** Start of AVAILABLE RECORDS **

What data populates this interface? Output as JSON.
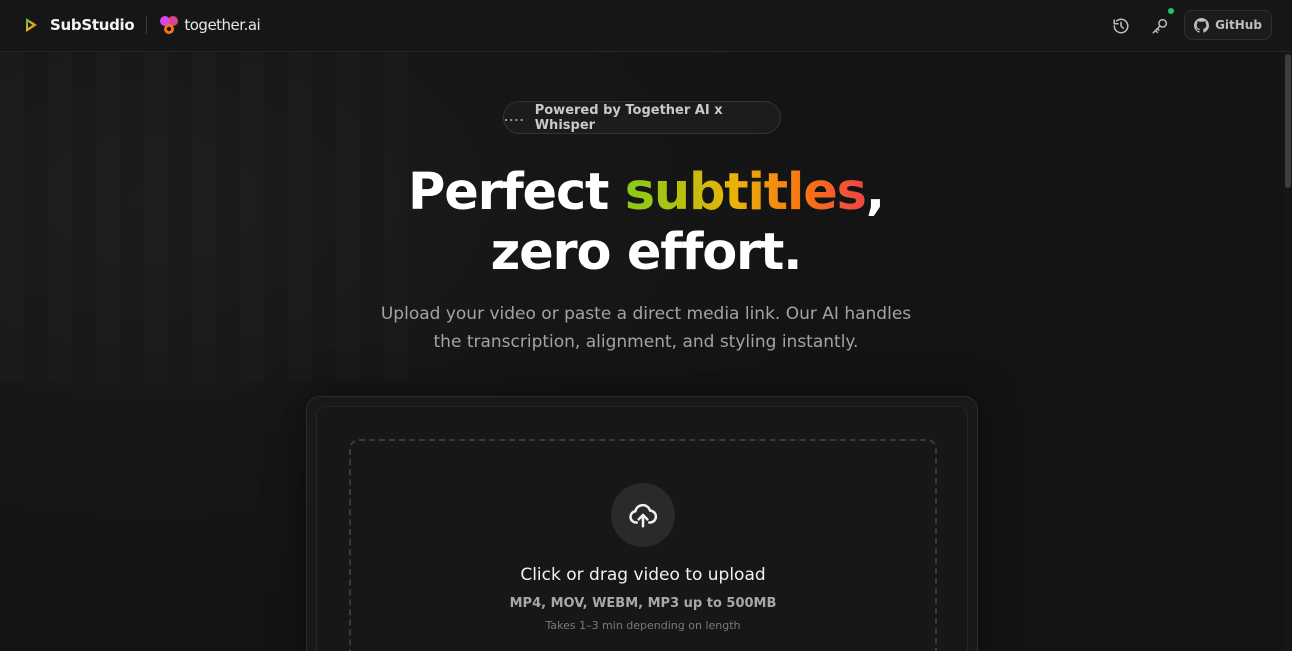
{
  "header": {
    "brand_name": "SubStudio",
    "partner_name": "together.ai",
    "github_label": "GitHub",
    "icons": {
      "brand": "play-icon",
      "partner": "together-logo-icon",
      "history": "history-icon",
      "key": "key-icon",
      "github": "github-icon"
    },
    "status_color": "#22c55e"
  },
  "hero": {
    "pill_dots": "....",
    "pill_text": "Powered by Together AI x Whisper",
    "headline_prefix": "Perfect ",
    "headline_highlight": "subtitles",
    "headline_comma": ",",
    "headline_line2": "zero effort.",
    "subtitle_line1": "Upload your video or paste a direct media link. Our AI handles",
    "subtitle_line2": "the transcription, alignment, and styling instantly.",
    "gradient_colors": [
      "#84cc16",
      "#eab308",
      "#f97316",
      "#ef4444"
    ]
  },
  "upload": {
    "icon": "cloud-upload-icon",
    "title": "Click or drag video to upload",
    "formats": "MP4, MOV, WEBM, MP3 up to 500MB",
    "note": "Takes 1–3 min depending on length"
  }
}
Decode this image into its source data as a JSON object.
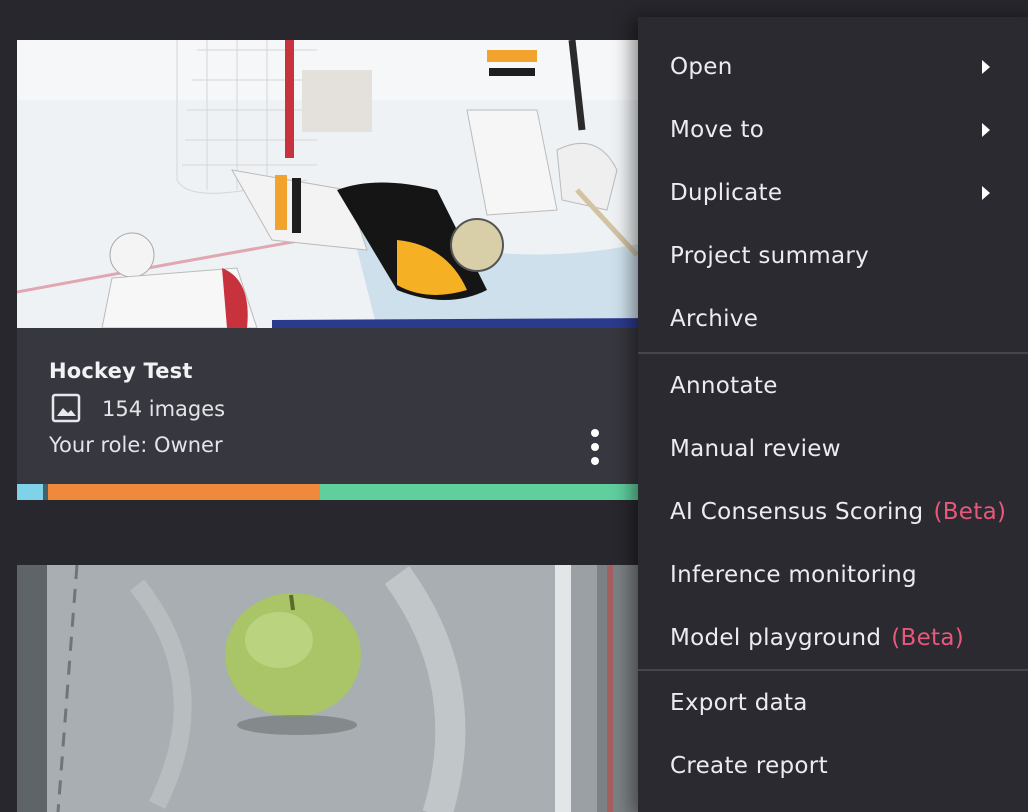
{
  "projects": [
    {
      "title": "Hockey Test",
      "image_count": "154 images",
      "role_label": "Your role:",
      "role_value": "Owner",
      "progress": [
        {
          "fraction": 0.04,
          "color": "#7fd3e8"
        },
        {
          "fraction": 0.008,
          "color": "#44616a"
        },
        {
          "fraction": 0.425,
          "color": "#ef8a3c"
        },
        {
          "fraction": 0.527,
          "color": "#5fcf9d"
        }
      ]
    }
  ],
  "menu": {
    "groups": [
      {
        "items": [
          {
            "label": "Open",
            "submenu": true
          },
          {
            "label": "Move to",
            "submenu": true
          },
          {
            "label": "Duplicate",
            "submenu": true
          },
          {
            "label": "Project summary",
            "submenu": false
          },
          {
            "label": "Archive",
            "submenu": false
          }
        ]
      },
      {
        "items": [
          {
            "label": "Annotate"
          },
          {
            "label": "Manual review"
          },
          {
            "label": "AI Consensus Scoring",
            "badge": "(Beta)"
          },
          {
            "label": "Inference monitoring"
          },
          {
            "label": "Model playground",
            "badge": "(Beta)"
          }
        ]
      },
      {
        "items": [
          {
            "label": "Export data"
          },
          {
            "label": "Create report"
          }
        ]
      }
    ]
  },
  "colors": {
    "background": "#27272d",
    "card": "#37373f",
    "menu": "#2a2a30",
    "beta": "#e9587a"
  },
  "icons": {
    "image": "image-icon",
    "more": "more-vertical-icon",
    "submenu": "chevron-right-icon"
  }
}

** End of AVAILABLE RECORDS **

OBJECTIVE
All of the data above should be transcribed verbatim, with pictures omitted.

ANSWER TO THE TASK
What data populates this interface? Output as JSON.
{
  "header": {
    "brand_name": "SubStudio",
    "partner_name": "together.ai",
    "github_label": "GitHub",
    "icons": {
      "brand": "play-icon",
      "partner": "together-logo-icon",
      "history": "history-icon",
      "key": "key-icon",
      "github": "github-icon"
    },
    "status_color": "#22c55e"
  },
  "hero": {
    "pill_dots": "....",
    "pill_text": "Powered by Together AI x Whisper",
    "headline_prefix": "Perfect ",
    "headline_highlight": "subtitles",
    "headline_comma": ",",
    "headline_line2": "zero effort.",
    "subtitle_line1": "Upload your video or paste a direct media link. Our AI handles",
    "subtitle_line2": "the transcription, alignment, and styling instantly.",
    "gradient_colors": [
      "#84cc16",
      "#eab308",
      "#f97316",
      "#ef4444"
    ]
  },
  "upload": {
    "icon": "cloud-upload-icon",
    "title": "Click or drag video to upload",
    "formats": "MP4, MOV, WEBM, MP3 up to 500MB",
    "note": "Takes 1–3 min depending on length"
  }
}
Decode this image into its source data as a JSON object.
{
  "projects": [
    {
      "title": "Hockey Test",
      "image_count": "154 images",
      "role_label": "Your role:",
      "role_value": "Owner",
      "progress": [
        {
          "fraction": 0.04,
          "color": "#7fd3e8"
        },
        {
          "fraction": 0.008,
          "color": "#44616a"
        },
        {
          "fraction": 0.425,
          "color": "#ef8a3c"
        },
        {
          "fraction": 0.527,
          "color": "#5fcf9d"
        }
      ]
    }
  ],
  "menu": {
    "groups": [
      {
        "items": [
          {
            "label": "Open",
            "submenu": true
          },
          {
            "label": "Move to",
            "submenu": true
          },
          {
            "label": "Duplicate",
            "submenu": true
          },
          {
            "label": "Project summary",
            "submenu": false
          },
          {
            "label": "Archive",
            "submenu": false
          }
        ]
      },
      {
        "items": [
          {
            "label": "Annotate"
          },
          {
            "label": "Manual review"
          },
          {
            "label": "AI Consensus Scoring",
            "badge": "(Beta)"
          },
          {
            "label": "Inference monitoring"
          },
          {
            "label": "Model playground",
            "badge": "(Beta)"
          }
        ]
      },
      {
        "items": [
          {
            "label": "Export data"
          },
          {
            "label": "Create report"
          }
        ]
      }
    ]
  },
  "colors": {
    "background": "#27272d",
    "card": "#37373f",
    "menu": "#2a2a30",
    "beta": "#e9587a"
  },
  "icons": {
    "image": "image-icon",
    "more": "more-vertical-icon",
    "submenu": "chevron-right-icon"
  }
}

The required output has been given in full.